[Dataset items]

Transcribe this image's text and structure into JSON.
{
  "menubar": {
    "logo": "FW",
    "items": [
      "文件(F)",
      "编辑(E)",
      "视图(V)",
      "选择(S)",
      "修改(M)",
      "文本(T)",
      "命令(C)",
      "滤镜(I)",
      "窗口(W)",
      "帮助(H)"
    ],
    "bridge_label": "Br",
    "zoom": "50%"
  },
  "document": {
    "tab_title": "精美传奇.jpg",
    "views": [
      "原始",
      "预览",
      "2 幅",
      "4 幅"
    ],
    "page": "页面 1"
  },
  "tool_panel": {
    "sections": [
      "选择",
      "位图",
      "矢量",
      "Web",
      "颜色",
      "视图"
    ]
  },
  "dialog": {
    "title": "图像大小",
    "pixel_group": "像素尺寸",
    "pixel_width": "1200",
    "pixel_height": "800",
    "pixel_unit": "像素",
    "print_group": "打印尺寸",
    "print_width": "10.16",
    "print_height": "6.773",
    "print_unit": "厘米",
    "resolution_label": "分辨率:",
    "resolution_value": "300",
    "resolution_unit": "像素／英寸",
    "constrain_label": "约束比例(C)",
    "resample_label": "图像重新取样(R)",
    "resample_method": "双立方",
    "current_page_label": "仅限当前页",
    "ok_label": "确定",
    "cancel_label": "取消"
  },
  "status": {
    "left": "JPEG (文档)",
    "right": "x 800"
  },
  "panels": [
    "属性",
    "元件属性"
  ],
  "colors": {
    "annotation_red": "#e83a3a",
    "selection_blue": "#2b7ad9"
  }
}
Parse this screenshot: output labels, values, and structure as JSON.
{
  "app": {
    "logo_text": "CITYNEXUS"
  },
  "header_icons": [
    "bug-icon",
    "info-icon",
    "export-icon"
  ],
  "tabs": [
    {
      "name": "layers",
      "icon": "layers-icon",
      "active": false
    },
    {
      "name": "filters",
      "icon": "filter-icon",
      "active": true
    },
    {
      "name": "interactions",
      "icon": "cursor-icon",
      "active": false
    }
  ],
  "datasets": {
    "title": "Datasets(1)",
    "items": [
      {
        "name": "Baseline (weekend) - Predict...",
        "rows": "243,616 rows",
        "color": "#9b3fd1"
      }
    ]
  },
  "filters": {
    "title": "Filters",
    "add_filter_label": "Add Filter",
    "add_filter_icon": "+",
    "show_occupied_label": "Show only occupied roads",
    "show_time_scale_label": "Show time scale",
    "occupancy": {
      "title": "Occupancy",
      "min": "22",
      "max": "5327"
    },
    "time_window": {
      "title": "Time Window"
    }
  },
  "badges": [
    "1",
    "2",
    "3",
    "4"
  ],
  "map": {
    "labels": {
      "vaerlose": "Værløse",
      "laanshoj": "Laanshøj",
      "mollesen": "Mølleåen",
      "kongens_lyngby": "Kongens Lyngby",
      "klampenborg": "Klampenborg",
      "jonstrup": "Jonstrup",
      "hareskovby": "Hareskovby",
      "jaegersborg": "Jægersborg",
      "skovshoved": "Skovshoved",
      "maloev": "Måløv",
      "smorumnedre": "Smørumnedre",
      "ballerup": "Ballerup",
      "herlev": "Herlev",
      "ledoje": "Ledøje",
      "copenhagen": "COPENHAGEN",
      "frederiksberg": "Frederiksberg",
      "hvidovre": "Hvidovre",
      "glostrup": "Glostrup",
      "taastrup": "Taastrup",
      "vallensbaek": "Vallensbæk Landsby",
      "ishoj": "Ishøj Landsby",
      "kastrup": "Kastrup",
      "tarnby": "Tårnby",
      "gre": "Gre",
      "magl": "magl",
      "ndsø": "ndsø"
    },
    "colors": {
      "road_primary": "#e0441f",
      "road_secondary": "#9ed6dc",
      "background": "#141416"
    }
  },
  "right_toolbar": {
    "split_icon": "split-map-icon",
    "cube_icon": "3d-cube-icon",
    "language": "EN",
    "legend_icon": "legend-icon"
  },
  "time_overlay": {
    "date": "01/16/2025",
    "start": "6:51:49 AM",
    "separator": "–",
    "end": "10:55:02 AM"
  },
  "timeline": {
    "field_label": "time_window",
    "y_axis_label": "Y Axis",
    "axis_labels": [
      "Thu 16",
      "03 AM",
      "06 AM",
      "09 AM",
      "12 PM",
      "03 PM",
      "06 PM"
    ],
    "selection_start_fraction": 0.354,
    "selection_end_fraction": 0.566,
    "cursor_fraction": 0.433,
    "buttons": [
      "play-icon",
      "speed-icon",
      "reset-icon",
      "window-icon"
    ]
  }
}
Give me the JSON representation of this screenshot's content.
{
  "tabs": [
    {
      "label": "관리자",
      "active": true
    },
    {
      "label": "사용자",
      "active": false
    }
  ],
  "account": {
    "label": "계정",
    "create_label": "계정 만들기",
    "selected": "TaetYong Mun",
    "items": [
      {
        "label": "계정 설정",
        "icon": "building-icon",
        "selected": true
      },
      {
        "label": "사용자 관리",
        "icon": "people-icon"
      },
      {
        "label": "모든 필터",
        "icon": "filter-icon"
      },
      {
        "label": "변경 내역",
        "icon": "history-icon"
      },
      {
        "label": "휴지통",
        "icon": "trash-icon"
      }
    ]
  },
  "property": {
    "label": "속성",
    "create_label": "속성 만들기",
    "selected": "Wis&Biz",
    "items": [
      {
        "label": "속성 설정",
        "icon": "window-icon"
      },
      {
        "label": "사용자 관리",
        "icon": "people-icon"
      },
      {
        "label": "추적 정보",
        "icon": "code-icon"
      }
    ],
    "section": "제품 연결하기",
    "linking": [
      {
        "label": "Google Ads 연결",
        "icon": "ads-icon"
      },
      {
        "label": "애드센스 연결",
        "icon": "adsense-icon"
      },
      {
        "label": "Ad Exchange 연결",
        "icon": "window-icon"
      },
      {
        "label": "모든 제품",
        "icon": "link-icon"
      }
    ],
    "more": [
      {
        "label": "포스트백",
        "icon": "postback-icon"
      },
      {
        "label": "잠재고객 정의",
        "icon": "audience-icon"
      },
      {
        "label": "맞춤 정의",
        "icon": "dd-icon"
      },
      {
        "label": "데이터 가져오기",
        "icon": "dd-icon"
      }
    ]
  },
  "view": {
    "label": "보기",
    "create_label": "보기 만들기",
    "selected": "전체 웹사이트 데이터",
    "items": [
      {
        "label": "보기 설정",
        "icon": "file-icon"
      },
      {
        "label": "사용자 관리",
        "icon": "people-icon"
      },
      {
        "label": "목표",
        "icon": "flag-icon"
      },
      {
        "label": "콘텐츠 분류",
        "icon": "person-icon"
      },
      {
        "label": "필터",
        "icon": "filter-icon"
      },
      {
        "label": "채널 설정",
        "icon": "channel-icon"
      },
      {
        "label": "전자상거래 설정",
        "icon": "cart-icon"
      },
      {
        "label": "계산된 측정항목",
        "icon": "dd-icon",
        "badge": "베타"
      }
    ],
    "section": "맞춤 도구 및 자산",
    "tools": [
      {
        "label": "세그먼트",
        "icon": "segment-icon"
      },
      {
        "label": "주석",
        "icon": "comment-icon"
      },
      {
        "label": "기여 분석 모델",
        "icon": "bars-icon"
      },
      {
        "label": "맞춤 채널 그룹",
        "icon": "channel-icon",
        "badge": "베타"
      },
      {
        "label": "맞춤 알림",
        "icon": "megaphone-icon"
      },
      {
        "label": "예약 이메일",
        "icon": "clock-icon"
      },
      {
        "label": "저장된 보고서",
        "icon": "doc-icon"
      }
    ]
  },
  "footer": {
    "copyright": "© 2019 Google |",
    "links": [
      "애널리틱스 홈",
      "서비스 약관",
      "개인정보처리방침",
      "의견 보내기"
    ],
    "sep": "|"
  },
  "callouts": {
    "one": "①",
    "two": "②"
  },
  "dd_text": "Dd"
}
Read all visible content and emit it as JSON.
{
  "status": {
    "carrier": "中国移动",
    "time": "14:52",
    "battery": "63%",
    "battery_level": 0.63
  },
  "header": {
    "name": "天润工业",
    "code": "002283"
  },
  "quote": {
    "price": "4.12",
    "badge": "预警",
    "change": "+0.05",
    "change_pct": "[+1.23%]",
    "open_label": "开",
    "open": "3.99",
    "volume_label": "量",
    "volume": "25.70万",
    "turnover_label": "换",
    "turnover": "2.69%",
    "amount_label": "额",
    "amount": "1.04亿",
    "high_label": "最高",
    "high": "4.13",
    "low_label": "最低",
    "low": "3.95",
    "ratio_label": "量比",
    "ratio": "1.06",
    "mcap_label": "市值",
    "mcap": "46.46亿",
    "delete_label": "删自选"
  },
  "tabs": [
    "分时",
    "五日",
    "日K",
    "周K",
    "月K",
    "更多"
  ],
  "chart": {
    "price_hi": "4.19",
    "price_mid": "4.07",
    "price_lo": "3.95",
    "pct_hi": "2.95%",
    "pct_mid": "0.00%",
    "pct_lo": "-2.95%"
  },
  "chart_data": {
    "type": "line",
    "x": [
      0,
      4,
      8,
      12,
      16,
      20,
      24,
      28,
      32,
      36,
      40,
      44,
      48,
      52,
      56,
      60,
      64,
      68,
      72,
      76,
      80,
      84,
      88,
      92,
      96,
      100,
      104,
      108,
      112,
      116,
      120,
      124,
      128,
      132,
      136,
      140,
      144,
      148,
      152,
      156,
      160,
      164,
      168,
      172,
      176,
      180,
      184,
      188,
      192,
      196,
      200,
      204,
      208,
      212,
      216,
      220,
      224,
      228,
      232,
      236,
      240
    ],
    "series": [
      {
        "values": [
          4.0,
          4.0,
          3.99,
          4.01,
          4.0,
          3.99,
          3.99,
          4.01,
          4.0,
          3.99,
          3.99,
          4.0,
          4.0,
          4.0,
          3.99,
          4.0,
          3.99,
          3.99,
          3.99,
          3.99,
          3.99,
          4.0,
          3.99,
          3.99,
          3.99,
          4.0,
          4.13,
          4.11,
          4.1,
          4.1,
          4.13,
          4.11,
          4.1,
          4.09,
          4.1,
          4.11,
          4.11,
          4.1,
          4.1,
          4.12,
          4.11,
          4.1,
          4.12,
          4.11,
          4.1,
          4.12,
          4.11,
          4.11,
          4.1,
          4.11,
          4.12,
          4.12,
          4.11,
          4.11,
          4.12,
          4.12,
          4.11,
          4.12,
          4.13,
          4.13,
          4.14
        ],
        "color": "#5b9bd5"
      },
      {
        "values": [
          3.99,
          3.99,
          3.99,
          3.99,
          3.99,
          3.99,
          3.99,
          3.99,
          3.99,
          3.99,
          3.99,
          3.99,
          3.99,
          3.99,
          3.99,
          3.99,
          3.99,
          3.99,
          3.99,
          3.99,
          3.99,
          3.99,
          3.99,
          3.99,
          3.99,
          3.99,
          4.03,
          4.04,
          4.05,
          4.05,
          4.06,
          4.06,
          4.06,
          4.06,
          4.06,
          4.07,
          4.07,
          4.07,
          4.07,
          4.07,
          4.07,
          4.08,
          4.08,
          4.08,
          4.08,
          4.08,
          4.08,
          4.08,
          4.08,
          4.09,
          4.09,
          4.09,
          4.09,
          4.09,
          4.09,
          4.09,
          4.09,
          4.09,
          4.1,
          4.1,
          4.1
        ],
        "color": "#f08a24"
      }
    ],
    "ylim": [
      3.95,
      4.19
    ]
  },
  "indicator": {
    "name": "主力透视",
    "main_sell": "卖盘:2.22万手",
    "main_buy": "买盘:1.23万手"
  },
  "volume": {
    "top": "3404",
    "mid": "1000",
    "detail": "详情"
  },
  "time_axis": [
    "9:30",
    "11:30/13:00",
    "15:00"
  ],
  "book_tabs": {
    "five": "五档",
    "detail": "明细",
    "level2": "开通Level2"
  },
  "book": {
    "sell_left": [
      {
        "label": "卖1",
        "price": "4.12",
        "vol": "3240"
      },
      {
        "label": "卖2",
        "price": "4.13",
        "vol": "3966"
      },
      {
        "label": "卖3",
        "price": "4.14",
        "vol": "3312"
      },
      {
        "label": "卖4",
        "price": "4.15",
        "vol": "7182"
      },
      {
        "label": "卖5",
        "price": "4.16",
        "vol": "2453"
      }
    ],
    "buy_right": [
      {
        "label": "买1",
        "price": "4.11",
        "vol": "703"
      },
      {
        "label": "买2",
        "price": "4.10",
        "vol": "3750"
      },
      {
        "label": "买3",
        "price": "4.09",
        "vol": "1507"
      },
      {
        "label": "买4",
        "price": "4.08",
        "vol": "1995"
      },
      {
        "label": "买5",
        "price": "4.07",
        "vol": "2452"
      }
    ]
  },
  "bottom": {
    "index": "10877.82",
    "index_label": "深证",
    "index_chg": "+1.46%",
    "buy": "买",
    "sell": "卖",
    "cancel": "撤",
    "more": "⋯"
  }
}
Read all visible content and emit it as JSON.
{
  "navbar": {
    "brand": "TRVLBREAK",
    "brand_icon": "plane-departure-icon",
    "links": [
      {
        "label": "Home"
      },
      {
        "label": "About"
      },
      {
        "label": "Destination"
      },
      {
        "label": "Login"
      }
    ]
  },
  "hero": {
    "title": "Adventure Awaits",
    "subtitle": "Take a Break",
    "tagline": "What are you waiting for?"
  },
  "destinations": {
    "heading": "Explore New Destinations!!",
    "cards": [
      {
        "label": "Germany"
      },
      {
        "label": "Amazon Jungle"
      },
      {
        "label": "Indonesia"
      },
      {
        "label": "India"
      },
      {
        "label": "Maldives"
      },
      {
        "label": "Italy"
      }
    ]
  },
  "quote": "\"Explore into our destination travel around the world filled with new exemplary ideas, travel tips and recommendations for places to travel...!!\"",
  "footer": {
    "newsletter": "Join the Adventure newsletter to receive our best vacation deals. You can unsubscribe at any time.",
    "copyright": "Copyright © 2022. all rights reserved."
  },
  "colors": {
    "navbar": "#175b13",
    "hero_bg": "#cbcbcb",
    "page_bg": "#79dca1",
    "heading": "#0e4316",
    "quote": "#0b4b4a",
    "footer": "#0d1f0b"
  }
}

What is asked ▸ Copy out every line of the data that includes the word "this".

Answer to the exercise ▸
Transcribe this image's text and structure into JSON.
Parse this screenshot: output labels, values, and structure as JSON.
Give me the JSON representation of this screenshot's content.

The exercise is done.